Exercise:
Copy every line below that contains the string "Файл", with case counting.

-- begin Dataset --

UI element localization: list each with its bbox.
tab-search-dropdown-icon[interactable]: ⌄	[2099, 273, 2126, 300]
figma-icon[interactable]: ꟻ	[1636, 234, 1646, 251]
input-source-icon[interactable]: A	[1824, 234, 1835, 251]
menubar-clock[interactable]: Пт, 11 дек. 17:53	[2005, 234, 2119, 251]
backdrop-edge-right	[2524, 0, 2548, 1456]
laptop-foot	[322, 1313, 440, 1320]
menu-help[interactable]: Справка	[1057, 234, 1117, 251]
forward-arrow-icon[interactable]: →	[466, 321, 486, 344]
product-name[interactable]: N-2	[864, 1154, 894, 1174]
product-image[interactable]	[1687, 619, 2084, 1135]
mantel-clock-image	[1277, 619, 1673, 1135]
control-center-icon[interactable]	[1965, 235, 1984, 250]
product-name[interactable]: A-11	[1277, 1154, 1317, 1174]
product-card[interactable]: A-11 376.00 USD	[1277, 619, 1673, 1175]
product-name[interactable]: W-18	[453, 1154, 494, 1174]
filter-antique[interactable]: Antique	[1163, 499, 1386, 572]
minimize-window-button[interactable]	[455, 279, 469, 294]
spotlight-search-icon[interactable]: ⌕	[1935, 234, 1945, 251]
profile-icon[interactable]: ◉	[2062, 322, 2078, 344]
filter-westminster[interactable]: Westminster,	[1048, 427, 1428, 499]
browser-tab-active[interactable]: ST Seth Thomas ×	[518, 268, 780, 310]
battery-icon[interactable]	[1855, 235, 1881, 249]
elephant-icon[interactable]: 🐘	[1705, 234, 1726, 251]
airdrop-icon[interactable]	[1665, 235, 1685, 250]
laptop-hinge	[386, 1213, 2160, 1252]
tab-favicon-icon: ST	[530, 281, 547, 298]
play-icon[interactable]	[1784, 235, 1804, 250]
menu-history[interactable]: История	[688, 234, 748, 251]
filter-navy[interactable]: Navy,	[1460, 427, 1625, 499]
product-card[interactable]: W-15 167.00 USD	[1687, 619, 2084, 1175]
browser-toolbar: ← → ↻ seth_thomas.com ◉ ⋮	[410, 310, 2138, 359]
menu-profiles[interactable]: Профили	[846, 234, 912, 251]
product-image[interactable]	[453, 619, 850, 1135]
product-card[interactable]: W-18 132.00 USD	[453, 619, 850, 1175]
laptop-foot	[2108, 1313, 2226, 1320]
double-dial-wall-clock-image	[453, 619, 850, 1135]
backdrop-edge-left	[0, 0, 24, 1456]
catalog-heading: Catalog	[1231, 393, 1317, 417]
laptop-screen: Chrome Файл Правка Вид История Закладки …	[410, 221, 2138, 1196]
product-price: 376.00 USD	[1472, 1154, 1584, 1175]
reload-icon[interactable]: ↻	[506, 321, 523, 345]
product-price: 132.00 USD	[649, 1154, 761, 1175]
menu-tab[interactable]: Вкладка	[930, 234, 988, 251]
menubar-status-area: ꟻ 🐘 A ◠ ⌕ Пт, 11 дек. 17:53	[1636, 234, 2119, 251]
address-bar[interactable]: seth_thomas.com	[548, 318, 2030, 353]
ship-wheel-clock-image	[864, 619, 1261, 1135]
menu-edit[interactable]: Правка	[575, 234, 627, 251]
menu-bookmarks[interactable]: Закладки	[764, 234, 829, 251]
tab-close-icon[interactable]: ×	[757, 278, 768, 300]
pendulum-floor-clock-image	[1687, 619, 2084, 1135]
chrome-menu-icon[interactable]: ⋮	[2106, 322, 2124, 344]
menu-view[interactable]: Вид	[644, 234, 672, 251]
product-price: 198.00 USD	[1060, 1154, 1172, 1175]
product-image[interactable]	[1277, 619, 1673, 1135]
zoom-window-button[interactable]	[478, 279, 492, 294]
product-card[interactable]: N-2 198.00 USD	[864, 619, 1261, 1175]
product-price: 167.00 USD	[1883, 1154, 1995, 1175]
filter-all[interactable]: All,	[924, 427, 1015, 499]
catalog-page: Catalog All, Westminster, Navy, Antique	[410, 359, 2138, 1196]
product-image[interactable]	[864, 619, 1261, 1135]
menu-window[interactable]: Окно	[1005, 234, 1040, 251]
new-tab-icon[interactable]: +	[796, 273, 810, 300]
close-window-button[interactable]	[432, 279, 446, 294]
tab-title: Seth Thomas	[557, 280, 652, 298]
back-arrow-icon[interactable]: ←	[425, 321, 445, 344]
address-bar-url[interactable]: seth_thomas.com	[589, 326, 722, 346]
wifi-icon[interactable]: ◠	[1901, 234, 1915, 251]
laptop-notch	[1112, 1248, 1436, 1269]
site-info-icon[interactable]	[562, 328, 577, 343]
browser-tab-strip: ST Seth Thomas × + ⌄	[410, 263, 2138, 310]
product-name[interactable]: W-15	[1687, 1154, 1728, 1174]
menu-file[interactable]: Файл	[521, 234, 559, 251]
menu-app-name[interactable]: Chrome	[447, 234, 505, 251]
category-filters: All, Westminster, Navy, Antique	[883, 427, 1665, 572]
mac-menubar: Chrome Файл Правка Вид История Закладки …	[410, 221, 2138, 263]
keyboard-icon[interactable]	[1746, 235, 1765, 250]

-- end Dataset --

Answer for the task:
laptop-screen: Chrome Файл Правка Вид История Закладки …	[410, 221, 2138, 1196]
menu-file[interactable]: Файл	[521, 234, 559, 251]
mac-menubar: Chrome Файл Правка Вид История Закладки …	[410, 221, 2138, 263]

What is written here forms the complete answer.